▶ [DIRECTIONS]: The expected response is a copy of every line in the entries below that includes the word "CAPICE".
-- EXERCISE DATA follows --
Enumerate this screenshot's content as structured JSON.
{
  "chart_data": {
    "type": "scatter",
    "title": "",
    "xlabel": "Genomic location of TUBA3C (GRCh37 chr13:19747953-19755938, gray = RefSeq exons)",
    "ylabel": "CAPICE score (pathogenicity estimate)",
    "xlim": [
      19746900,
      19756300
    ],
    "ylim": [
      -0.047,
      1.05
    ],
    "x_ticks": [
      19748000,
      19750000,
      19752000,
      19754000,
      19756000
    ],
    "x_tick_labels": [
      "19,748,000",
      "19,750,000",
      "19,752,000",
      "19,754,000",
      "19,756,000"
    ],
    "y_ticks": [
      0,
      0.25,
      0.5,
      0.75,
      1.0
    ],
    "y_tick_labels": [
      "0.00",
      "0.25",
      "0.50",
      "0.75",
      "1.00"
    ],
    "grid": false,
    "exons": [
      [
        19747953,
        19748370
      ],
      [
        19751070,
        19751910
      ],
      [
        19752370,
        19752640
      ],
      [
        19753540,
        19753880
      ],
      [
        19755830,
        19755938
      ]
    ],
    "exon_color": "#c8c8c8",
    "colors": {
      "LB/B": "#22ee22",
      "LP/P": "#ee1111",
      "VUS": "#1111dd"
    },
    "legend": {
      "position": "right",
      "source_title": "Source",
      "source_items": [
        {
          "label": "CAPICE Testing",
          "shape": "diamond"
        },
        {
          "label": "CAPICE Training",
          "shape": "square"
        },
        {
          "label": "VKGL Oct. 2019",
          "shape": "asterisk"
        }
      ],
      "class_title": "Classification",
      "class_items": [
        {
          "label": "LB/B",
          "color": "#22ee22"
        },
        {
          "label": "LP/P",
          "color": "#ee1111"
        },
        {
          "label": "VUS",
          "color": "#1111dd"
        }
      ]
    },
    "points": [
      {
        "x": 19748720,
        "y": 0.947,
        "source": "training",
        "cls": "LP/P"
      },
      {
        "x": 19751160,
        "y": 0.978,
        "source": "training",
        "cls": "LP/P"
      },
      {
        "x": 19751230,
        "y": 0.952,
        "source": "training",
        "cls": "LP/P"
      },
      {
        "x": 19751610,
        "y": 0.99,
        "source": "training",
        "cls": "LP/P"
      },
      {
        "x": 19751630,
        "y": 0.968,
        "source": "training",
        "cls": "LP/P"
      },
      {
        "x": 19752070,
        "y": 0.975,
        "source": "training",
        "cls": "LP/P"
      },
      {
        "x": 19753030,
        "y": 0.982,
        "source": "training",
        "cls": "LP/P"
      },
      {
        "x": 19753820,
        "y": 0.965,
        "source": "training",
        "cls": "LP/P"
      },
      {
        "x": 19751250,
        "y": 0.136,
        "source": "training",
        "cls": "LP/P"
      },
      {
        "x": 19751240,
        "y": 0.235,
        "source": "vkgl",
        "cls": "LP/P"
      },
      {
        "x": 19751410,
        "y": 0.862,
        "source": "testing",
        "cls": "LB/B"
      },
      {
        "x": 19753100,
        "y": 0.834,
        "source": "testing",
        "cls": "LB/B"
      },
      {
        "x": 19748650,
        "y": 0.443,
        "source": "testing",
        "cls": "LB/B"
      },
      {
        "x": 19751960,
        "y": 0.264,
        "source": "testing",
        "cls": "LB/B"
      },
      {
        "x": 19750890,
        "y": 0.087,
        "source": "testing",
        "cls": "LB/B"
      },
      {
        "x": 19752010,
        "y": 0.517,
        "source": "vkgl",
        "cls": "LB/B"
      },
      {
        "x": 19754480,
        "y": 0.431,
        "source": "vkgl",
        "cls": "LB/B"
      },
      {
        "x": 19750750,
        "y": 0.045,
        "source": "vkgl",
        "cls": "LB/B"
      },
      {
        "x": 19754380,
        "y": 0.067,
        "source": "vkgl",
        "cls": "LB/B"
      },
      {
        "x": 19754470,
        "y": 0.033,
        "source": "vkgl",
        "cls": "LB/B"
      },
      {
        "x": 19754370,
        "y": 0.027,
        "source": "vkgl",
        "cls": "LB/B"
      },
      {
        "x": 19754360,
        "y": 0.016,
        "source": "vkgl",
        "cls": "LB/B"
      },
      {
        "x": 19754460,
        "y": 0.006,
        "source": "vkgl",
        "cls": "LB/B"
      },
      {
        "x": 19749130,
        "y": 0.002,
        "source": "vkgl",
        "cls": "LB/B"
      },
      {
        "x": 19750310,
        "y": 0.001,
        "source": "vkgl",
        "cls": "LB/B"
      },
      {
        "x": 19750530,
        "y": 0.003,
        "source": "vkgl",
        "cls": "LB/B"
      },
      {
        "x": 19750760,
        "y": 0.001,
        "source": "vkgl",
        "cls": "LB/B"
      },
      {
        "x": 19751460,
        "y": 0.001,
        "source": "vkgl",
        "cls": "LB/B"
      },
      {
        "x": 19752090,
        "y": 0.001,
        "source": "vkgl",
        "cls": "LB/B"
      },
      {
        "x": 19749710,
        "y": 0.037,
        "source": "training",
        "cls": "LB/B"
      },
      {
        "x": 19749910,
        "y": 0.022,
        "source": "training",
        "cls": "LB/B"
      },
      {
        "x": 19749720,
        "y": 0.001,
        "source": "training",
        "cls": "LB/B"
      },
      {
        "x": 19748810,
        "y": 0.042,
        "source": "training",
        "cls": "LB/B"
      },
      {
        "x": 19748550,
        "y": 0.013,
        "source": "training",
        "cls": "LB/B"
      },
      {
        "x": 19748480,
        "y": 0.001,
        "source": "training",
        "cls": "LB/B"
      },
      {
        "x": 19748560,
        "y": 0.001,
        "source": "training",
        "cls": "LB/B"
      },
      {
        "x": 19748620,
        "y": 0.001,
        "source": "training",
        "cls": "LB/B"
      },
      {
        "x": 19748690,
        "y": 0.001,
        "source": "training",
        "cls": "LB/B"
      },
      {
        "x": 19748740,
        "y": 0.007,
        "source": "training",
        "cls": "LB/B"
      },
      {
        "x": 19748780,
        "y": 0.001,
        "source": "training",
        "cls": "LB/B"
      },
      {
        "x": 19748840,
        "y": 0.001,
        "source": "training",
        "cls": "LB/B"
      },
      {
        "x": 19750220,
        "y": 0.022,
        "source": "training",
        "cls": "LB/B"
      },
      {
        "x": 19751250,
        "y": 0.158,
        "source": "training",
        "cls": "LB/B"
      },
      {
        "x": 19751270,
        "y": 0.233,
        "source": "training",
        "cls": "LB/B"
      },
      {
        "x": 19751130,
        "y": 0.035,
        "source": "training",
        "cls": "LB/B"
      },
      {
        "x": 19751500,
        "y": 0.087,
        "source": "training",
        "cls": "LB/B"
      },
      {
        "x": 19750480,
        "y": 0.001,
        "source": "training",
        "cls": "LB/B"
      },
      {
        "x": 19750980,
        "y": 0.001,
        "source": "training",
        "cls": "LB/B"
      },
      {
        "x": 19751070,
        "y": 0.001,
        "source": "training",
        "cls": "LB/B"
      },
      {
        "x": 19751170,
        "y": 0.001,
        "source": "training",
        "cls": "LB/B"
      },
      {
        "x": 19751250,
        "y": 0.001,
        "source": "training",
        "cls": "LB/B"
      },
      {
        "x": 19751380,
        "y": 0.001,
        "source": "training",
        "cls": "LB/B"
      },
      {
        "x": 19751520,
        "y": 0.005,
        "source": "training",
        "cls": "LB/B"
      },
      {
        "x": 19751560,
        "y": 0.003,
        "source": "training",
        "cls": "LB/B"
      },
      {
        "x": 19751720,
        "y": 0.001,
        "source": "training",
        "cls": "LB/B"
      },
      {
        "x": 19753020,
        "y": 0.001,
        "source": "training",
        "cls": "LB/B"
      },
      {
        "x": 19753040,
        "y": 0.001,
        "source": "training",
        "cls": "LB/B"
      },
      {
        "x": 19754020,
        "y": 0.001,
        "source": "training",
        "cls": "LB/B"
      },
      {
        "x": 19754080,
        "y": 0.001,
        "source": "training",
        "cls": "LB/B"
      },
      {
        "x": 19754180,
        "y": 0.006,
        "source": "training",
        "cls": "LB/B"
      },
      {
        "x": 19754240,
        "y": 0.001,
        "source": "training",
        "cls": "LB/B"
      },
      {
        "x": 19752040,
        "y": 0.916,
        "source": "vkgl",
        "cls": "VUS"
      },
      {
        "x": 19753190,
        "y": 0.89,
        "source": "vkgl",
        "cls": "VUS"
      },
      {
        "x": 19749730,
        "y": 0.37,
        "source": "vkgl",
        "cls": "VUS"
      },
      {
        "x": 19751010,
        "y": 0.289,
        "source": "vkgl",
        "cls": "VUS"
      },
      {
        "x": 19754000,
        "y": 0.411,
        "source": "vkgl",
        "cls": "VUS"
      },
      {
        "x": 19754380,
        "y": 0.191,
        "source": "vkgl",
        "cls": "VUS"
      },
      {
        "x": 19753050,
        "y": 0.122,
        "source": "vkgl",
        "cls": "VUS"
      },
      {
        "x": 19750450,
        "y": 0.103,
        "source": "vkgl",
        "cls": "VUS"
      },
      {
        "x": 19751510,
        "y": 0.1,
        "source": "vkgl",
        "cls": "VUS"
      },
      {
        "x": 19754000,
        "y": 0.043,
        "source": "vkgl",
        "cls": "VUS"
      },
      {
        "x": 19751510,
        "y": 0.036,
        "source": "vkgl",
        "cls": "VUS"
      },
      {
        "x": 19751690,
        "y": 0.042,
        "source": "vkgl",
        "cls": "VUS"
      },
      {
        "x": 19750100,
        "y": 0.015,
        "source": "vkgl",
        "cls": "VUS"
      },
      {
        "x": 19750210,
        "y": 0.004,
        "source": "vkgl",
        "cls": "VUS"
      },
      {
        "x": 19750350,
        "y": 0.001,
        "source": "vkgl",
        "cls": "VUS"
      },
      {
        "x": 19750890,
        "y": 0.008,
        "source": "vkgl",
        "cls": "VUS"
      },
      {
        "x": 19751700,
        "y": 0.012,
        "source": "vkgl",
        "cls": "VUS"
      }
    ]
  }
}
-- EXERCISE DATA concluded --
▶ [TASK ANSWER]:
    "ylabel": "CAPICE score (pathogenicity estimate)",
          "label": "CAPICE Testing",
          "label": "CAPICE Training",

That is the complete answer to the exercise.